— Start RECORDS SUPPLIED —

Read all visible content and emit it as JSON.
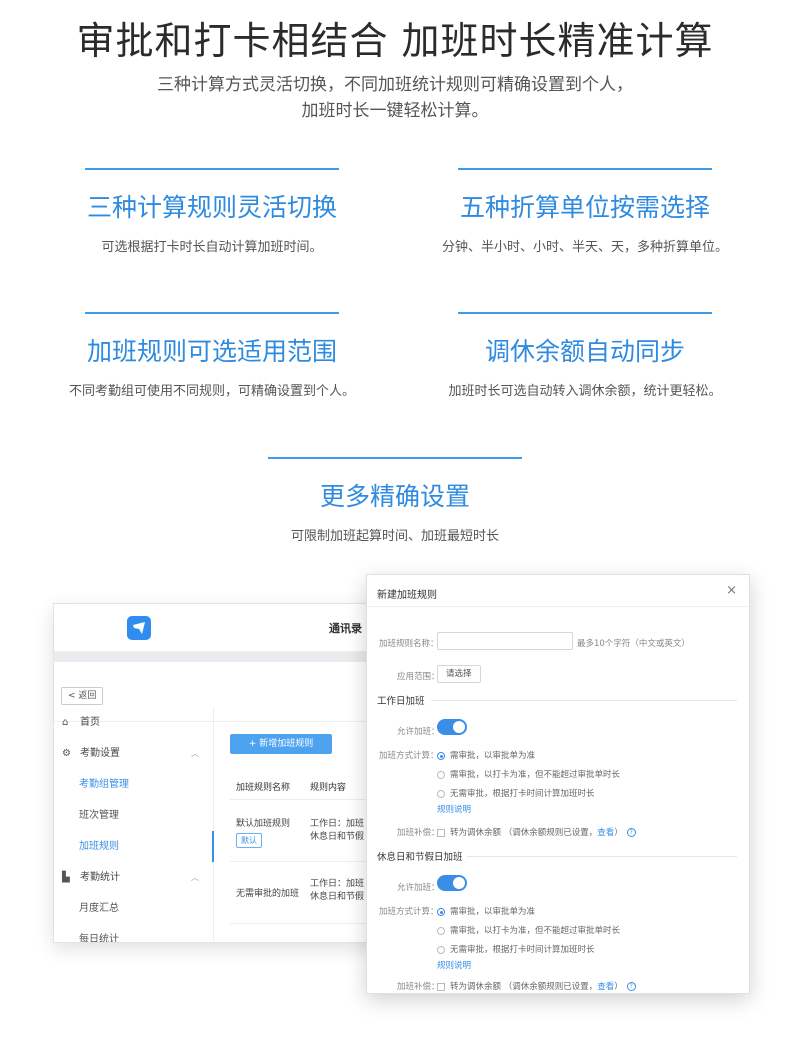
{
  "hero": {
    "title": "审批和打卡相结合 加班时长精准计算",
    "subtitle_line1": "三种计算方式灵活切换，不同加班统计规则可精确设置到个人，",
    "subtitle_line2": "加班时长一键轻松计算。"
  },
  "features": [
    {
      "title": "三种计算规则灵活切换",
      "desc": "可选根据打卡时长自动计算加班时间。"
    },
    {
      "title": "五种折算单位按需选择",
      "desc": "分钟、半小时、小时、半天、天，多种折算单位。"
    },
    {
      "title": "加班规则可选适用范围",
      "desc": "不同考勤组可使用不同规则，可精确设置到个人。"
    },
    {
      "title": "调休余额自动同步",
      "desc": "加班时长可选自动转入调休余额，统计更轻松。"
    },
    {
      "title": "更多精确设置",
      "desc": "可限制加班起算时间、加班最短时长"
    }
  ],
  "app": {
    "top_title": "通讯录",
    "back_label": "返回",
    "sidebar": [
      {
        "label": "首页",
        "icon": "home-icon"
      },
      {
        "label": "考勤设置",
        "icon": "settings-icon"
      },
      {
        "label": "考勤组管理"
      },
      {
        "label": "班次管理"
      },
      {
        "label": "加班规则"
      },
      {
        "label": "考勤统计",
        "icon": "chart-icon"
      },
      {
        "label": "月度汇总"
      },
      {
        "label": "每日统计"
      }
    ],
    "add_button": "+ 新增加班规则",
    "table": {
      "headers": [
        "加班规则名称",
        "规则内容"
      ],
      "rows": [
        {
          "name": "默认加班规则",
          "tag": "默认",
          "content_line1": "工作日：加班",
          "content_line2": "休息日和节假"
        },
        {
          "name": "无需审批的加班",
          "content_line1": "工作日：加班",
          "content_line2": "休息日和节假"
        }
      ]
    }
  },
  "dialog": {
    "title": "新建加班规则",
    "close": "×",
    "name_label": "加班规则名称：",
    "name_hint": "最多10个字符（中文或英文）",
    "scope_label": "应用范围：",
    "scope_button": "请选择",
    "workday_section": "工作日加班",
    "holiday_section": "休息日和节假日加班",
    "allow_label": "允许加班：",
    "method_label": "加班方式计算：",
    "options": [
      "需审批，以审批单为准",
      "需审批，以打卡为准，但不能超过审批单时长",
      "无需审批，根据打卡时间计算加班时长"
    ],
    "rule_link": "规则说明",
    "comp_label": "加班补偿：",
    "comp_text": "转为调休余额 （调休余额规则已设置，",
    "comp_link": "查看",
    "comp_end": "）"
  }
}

— End RECORDS SUPPLIED —

▶ WHAT TO DO:
Return each line where "desc" shows up.

▶ IN RESPONSE:
      "desc": "可选根据打卡时长自动计算加班时间。"
      "desc": "分钟、半小时、小时、半天、天，多种折算单位。"
      "desc": "不同考勤组可使用不同规则，可精确设置到个人。"
      "desc": "加班时长可选自动转入调休余额，统计更轻松。"
      "desc": "可限制加班起算时间、加班最短时长"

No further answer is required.